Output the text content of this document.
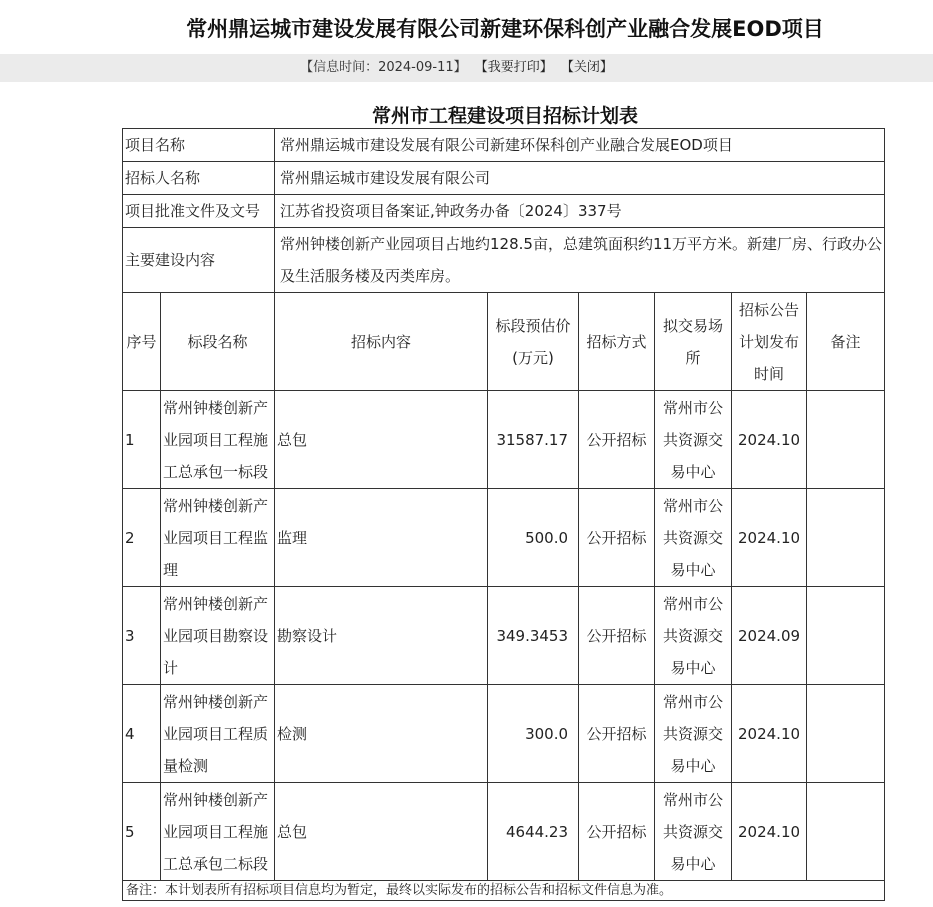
常州鼎运城市建设发展有限公司新建环保科创产业融合发展EOD项目
【信息时间：2024-09-11】 【我要打印】 【关闭】
常州市工程建设项目招标计划表
项目名称		常州鼎运城市建设发展有限公司新建环保科创产业融合发展EOD项目					
招标人名称		常州鼎运城市建设发展有限公司					
项目批准文件及文号		江苏省投资项目备案证,钟政务办备〔2024〕337号					
主要建设内容		常州钟楼创新产业园项目占地约128.5亩，总建筑面积约11万平方米。新建厂房、行政办公及生活服务楼及丙类库房。					
序号	标段名称	招标内容	标段预估价(万元)	招标方式	拟交易场所	招标公告计划发布时间	备注
1	常州钟楼创新产业园项目工程施工总承包一标段	总包	31587.17	公开招标	常州市公共资源交易中心	2024.10	
2	常州钟楼创新产业园项目工程监理	监理	500.0	公开招标	常州市公共资源交易中心	2024.10	
3	常州钟楼创新产业园项目勘察设计	勘察设计	349.3453	公开招标	常州市公共资源交易中心	2024.09	
4	常州钟楼创新产业园项目工程质量检测	检测	300.0	公开招标	常州市公共资源交易中心	2024.10	
5	常州钟楼创新产业园项目工程施工总承包二标段	总包	4644.23	公开招标	常州市公共资源交易中心	2024.10	
备注：本计划表所有招标项目信息均为暂定，最终以实际发布的招标公告和招标文件信息为准。							
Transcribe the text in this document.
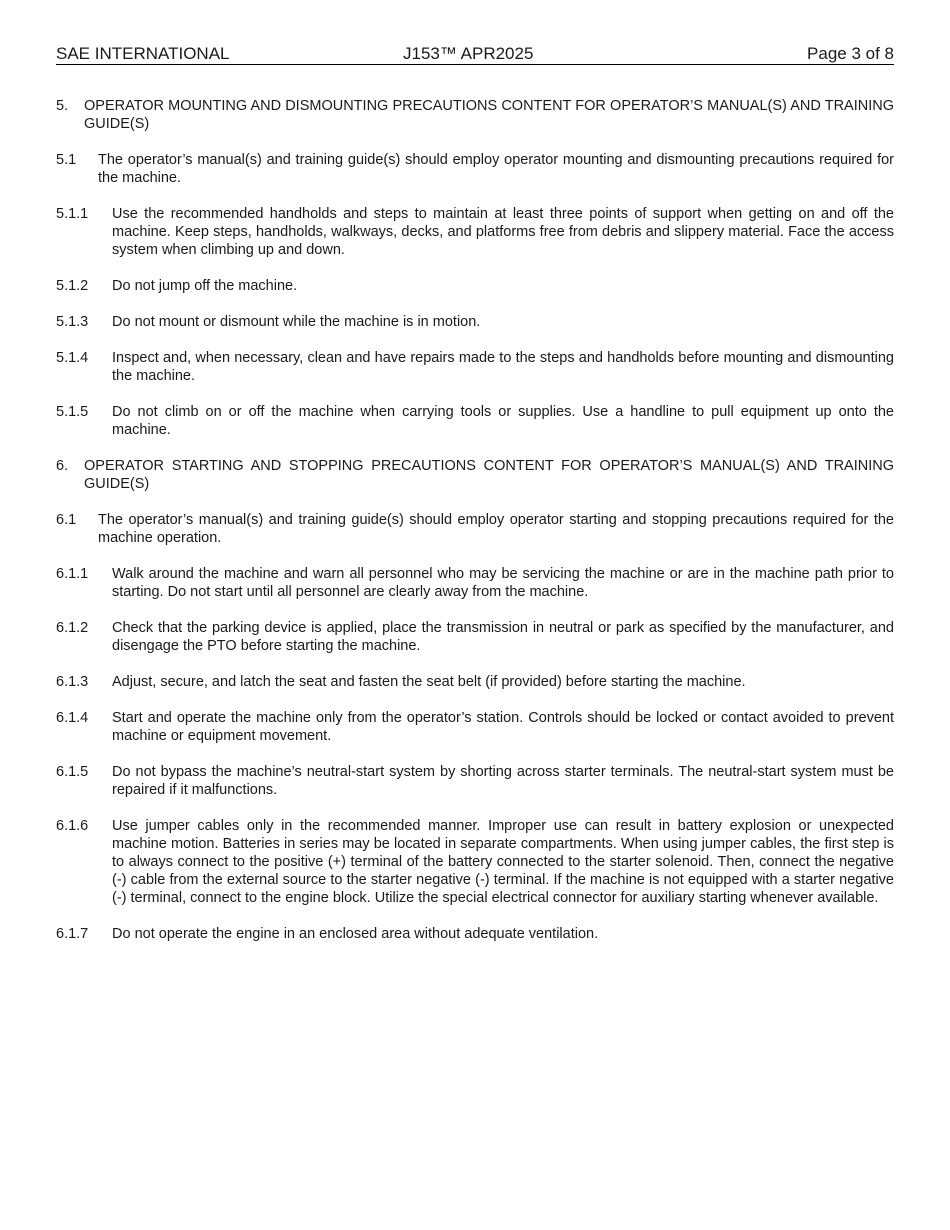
SAE INTERNATIONAL	J153™ APR2025	Page 3 of 8
5. OPERATOR MOUNTING AND DISMOUNTING PRECAUTIONS CONTENT FOR OPERATOR’S MANUAL(S) AND TRAINING GUIDE(S)
5.1 The operator’s manual(s) and training guide(s) should employ operator mounting and dismounting precautions required for the machine.
5.1.1 Use the recommended handholds and steps to maintain at least three points of support when getting on and off the machine. Keep steps, handholds, walkways, decks, and platforms free from debris and slippery material. Face the access system when climbing up and down.
5.1.2 Do not jump off the machine.
5.1.3 Do not mount or dismount while the machine is in motion.
5.1.4 Inspect and, when necessary, clean and have repairs made to the steps and handholds before mounting and dismounting the machine.
5.1.5 Do not climb on or off the machine when carrying tools or supplies. Use a handline to pull equipment up onto the machine.
6. OPERATOR STARTING AND STOPPING PRECAUTIONS CONTENT FOR OPERATOR’S MANUAL(S) AND TRAINING GUIDE(S)
6.1 The operator’s manual(s) and training guide(s) should employ operator starting and stopping precautions required for the machine operation.
6.1.1 Walk around the machine and warn all personnel who may be servicing the machine or are in the machine path prior to starting. Do not start until all personnel are clearly away from the machine.
6.1.2 Check that the parking device is applied, place the transmission in neutral or park as specified by the manufacturer, and disengage the PTO before starting the machine.
6.1.3 Adjust, secure, and latch the seat and fasten the seat belt (if provided) before starting the machine.
6.1.4 Start and operate the machine only from the operator’s station. Controls should be locked or contact avoided to prevent machine or equipment movement.
6.1.5 Do not bypass the machine’s neutral-start system by shorting across starter terminals. The neutral-start system must be repaired if it malfunctions.
6.1.6 Use jumper cables only in the recommended manner. Improper use can result in battery explosion or unexpected machine motion. Batteries in series may be located in separate compartments. When using jumper cables, the first step is to always connect to the positive (+) terminal of the battery connected to the starter solenoid. Then, connect the negative (-) cable from the external source to the starter negative (-) terminal. If the machine is not equipped with a starter negative (-) terminal, connect to the engine block. Utilize the special electrical connector for auxiliary starting whenever available.
6.1.7 Do not operate the engine in an enclosed area without adequate ventilation.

● ● ● ●

To do:
Images in the data above are to be skipped. Retype all other material exactly.

Exercise result:
Output the text content of this document.
常州鼎运城市建设发展有限公司新建环保科创产业融合发展EOD项目
【信息时间：2024-09-11】 【我要打印】 【关闭】
常州市工程建设项目招标计划表
项目名称		常州鼎运城市建设发展有限公司新建环保科创产业融合发展EOD项目					
招标人名称		常州鼎运城市建设发展有限公司					
项目批准文件及文号		江苏省投资项目备案证,钟政务办备〔2024〕337号					
主要建设内容		常州钟楼创新产业园项目占地约128.5亩，总建筑面积约11万平方米。新建厂房、行政办公及生活服务楼及丙类库房。					
序号	标段名称	招标内容	标段预估价(万元)	招标方式	拟交易场所	招标公告计划发布时间	备注
1	常州钟楼创新产业园项目工程施工总承包一标段	总包	31587.17	公开招标	常州市公共资源交易中心	2024.10	
2	常州钟楼创新产业园项目工程监理	监理	500.0	公开招标	常州市公共资源交易中心	2024.10	
3	常州钟楼创新产业园项目勘察设计	勘察设计	349.3453	公开招标	常州市公共资源交易中心	2024.09	
4	常州钟楼创新产业园项目工程质量检测	检测	300.0	公开招标	常州市公共资源交易中心	2024.10	
5	常州钟楼创新产业园项目工程施工总承包二标段	总包	4644.23	公开招标	常州市公共资源交易中心	2024.10	
备注：本计划表所有招标项目信息均为暂定，最终以实际发布的招标公告和招标文件信息为准。							
Transcribe the text in this document.
SAE INTERNATIONAL	J153™ APR2025	Page 3 of 8
5. OPERATOR MOUNTING AND DISMOUNTING PRECAUTIONS CONTENT FOR OPERATOR’S MANUAL(S) AND TRAINING GUIDE(S)
5.1 The operator’s manual(s) and training guide(s) should employ operator mounting and dismounting precautions required for the machine.
5.1.1 Use the recommended handholds and steps to maintain at least three points of support when getting on and off the machine. Keep steps, handholds, walkways, decks, and platforms free from debris and slippery material. Face the access system when climbing up and down.
5.1.2 Do not jump off the machine.
5.1.3 Do not mount or dismount while the machine is in motion.
5.1.4 Inspect and, when necessary, clean and have repairs made to the steps and handholds before mounting and dismounting the machine.
5.1.5 Do not climb on or off the machine when carrying tools or supplies. Use a handline to pull equipment up onto the machine.
6. OPERATOR STARTING AND STOPPING PRECAUTIONS CONTENT FOR OPERATOR’S MANUAL(S) AND TRAINING GUIDE(S)
6.1 The operator’s manual(s) and training guide(s) should employ operator starting and stopping precautions required for the machine operation.
6.1.1 Walk around the machine and warn all personnel who may be servicing the machine or are in the machine path prior to starting. Do not start until all personnel are clearly away from the machine.
6.1.2 Check that the parking device is applied, place the transmission in neutral or park as specified by the manufacturer, and disengage the PTO before starting the machine.
6.1.3 Adjust, secure, and latch the seat and fasten the seat belt (if provided) before starting the machine.
6.1.4 Start and operate the machine only from the operator’s station. Controls should be locked or contact avoided to prevent machine or equipment movement.
6.1.5 Do not bypass the machine’s neutral-start system by shorting across starter terminals. The neutral-start system must be repaired if it malfunctions.
6.1.6 Use jumper cables only in the recommended manner. Improper use can result in battery explosion or unexpected machine motion. Batteries in series may be located in separate compartments. When using jumper cables, the first step is to always connect to the positive (+) terminal of the battery connected to the starter solenoid. Then, connect the negative (-) cable from the external source to the starter negative (-) terminal. If the machine is not equipped with a starter negative (-) terminal, connect to the engine block. Utilize the special electrical connector for auxiliary starting whenever available.
6.1.7 Do not operate the engine in an enclosed area without adequate ventilation.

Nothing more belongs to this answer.